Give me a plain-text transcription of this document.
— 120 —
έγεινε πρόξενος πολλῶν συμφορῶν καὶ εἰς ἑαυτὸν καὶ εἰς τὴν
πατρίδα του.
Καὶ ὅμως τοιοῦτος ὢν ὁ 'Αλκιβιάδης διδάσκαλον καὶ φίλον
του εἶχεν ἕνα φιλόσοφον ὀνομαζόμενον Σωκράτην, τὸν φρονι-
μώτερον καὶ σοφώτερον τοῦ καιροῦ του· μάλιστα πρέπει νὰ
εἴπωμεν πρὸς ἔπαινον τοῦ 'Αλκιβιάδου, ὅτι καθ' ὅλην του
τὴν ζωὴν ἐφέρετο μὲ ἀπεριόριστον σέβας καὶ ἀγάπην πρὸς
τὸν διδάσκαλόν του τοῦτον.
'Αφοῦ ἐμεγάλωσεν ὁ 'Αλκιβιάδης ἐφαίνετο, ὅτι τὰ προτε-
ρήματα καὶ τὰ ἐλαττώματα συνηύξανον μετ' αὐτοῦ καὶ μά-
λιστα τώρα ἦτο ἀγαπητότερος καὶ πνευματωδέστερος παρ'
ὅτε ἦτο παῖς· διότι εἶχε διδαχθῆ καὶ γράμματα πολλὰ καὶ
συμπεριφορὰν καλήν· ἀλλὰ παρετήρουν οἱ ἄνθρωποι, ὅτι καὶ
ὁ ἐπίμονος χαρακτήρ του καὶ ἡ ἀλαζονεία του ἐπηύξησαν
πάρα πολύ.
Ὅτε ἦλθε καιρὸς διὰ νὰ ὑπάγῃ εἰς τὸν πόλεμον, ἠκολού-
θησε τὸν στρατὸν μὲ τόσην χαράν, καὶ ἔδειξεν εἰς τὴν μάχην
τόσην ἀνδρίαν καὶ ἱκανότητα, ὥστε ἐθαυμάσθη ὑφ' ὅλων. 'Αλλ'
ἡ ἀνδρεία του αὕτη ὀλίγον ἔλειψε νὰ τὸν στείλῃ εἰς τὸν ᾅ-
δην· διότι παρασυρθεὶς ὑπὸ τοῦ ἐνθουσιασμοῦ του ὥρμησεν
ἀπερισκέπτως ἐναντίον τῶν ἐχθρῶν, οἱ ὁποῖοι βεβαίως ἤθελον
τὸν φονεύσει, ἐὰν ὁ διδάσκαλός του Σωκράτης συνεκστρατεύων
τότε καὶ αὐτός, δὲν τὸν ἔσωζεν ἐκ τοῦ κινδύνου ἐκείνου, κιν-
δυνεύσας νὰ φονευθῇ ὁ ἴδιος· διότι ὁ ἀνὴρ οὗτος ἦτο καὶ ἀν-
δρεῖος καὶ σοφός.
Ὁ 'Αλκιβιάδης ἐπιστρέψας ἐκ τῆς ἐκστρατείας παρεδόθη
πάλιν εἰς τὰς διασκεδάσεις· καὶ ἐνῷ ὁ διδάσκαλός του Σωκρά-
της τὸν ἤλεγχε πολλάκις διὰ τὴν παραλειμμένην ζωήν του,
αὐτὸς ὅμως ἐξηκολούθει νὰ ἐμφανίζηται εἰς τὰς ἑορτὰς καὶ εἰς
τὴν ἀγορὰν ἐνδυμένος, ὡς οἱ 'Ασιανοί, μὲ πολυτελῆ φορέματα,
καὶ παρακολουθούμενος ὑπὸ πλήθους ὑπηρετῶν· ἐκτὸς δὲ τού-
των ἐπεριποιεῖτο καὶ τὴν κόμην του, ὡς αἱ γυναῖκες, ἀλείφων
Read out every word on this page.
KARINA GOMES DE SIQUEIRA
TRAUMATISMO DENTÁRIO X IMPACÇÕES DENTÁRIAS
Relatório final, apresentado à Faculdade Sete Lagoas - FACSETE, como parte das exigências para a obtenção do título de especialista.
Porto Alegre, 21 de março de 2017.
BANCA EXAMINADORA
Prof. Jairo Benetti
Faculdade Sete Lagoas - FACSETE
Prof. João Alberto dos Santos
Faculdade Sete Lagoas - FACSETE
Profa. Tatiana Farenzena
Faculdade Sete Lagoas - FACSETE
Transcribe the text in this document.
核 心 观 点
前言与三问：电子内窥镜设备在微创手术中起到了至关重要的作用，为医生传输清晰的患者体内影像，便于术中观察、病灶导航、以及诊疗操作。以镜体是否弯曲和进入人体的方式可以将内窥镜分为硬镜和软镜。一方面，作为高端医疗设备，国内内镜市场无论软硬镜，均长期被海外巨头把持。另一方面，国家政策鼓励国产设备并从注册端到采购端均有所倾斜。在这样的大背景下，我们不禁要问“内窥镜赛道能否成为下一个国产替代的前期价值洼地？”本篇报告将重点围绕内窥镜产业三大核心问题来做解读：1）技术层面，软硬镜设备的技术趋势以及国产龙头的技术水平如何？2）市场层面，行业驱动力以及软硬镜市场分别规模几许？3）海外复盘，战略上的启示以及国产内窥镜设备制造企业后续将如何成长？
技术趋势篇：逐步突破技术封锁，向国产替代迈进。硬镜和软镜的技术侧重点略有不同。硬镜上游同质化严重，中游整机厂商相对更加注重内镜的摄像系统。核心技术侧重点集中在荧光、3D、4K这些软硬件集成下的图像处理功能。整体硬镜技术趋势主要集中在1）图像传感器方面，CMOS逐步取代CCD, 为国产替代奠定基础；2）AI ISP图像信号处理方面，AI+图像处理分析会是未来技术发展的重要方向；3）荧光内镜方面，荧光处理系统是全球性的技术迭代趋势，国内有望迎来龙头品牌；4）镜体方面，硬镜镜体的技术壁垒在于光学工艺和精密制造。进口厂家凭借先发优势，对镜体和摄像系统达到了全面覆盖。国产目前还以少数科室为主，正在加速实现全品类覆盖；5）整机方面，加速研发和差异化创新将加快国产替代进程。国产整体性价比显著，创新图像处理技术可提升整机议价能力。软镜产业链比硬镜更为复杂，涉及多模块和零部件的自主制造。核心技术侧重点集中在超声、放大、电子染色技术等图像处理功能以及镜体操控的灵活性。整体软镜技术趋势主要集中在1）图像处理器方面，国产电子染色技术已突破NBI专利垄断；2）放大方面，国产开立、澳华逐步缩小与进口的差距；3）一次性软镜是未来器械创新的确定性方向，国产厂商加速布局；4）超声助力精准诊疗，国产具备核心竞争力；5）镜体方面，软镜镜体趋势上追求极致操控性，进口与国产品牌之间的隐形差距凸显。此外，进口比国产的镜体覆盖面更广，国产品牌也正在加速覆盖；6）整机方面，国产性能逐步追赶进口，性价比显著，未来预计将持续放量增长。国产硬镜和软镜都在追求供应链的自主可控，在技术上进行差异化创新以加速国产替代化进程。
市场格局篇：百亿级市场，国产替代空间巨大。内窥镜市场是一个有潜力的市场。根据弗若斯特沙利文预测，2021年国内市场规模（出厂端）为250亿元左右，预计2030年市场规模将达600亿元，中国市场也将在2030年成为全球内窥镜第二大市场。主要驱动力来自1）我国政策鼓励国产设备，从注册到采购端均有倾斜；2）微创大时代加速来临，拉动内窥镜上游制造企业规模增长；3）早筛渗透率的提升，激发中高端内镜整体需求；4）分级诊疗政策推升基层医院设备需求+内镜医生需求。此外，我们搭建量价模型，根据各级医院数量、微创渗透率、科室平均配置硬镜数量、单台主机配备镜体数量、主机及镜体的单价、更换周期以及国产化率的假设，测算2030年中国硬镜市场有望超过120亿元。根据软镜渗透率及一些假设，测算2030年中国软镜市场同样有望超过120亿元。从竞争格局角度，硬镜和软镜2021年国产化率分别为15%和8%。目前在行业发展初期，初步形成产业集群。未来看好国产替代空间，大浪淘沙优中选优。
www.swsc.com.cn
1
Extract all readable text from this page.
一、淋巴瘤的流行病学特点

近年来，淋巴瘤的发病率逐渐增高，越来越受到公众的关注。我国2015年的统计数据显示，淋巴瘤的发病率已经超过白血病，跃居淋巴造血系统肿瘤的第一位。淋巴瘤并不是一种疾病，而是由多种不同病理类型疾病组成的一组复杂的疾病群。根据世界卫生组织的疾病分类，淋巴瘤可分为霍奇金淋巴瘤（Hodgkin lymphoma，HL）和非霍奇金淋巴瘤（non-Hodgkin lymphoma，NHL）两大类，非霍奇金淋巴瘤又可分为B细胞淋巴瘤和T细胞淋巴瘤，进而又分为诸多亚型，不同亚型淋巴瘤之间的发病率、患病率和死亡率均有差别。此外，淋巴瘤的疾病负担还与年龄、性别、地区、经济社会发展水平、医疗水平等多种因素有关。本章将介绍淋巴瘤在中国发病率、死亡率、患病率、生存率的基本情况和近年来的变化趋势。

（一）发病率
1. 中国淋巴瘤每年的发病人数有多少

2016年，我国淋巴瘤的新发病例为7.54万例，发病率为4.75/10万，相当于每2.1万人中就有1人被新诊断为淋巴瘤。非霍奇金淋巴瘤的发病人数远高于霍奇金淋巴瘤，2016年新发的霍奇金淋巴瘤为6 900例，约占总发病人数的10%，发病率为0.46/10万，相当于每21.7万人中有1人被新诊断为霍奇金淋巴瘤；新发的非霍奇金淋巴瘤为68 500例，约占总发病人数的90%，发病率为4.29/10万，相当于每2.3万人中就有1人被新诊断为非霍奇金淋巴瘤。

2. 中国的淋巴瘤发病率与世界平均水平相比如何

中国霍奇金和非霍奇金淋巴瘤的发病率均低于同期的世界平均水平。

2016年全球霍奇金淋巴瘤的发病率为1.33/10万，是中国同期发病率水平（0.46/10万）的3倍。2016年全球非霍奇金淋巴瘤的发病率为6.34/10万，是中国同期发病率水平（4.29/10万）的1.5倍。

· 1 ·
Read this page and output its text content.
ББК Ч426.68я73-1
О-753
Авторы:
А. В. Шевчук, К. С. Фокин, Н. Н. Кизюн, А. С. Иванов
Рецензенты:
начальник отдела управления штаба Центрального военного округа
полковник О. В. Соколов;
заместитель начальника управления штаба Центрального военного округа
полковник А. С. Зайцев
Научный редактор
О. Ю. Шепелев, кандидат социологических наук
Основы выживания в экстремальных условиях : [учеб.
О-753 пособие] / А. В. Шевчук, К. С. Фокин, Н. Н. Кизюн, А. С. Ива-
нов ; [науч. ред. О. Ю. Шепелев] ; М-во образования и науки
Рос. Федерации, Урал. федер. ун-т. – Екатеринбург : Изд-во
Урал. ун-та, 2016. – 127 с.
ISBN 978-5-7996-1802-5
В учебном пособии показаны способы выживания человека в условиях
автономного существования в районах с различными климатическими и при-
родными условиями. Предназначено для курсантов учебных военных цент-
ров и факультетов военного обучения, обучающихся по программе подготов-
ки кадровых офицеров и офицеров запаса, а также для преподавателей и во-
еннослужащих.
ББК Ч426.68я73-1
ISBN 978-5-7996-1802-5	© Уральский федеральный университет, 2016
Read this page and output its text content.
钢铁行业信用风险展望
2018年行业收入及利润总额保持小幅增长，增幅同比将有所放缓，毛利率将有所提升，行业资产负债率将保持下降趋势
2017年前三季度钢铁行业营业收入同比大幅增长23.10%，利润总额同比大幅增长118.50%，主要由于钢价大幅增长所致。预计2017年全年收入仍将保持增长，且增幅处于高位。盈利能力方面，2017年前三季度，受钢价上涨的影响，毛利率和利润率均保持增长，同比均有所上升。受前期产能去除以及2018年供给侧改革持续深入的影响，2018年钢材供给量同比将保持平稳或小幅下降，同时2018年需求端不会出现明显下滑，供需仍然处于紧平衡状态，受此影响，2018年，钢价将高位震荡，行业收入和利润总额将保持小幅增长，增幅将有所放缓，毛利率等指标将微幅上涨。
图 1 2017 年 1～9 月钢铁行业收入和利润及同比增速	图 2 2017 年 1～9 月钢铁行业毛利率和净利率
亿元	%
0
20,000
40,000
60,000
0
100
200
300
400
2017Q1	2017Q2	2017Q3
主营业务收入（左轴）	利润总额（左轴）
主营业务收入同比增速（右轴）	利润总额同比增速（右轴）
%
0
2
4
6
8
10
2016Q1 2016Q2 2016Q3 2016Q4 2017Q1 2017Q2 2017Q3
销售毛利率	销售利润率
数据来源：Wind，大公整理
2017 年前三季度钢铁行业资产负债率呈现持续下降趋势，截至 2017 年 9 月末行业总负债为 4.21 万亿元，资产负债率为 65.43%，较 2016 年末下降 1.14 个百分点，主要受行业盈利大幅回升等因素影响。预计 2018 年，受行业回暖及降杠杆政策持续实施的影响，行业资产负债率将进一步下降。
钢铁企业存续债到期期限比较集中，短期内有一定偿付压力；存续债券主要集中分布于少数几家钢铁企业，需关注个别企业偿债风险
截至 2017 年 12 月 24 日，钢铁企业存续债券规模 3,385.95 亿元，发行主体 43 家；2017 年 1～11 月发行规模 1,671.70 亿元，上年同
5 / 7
● ● ● ●
- **The problem**
Read the entries and show each line that mentions "Αλκιβιάδης".

- **Finished exercise**
Καὶ ὅμως τοιοῦτος ὢν ὁ 'Αλκιβιάδης διδάσκαλον καὶ φίλον
'Αφοῦ ἐμεγάλωσεν ὁ 'Αλκιβιάδης ἐφαίνετο, ὅτι τὰ προτε-
Ὁ 'Αλκιβιάδης ἐπιστρέψας ἐκ τῆς ἐκστρατείας παρεδόθη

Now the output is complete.